start Supplied entries
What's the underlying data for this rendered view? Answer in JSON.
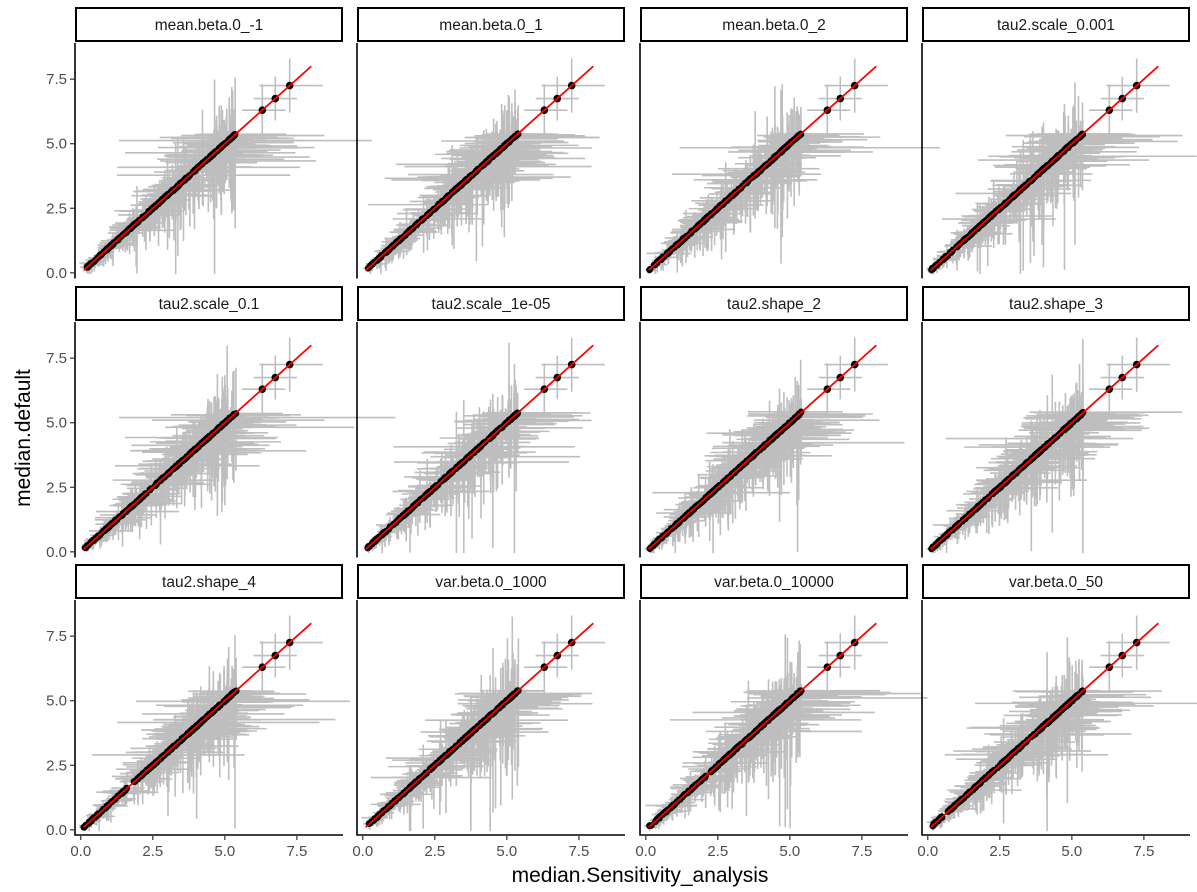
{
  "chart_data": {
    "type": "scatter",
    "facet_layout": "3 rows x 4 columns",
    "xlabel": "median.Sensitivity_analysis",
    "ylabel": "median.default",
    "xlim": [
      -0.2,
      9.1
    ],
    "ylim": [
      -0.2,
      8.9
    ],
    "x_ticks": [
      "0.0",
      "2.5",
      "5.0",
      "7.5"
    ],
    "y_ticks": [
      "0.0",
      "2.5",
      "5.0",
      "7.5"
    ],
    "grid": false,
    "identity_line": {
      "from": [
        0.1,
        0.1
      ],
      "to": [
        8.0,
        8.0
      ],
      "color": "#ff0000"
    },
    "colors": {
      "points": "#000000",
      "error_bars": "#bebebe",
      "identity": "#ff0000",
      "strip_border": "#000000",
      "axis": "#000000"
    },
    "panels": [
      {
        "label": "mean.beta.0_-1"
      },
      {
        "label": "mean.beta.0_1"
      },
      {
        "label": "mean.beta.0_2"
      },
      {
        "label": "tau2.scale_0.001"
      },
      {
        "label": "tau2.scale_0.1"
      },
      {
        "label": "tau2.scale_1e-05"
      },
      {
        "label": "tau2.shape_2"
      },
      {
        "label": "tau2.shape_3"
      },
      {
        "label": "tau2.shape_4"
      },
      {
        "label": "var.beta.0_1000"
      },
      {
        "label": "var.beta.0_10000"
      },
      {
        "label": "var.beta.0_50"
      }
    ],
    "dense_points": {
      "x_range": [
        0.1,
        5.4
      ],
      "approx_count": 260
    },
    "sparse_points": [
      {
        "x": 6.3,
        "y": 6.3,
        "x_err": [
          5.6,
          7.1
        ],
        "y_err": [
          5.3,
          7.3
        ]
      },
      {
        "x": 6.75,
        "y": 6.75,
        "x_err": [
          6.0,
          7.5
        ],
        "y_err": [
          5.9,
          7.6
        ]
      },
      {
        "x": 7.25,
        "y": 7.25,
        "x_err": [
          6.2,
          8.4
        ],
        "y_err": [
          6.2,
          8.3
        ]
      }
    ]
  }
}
end Supplied entries
start Supplied entries
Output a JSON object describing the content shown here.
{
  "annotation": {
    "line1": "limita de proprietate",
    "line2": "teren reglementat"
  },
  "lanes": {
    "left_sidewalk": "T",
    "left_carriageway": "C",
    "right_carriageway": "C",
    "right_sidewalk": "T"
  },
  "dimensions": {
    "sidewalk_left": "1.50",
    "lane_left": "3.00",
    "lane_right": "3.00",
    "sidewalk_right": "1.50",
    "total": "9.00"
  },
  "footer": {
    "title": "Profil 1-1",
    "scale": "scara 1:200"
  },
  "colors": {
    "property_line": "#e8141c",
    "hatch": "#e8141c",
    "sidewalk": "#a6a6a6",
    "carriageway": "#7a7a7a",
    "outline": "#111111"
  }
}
end Supplied entries
To be done: Extract all lines containing the word "beta".

Result of the task:
        "label": "mean.beta.0_-1"
        "label": "mean.beta.0_1"
        "label": "mean.beta.0_2"
        "label": "var.beta.0_1000"
        "label": "var.beta.0_10000"
        "label": "var.beta.0_50"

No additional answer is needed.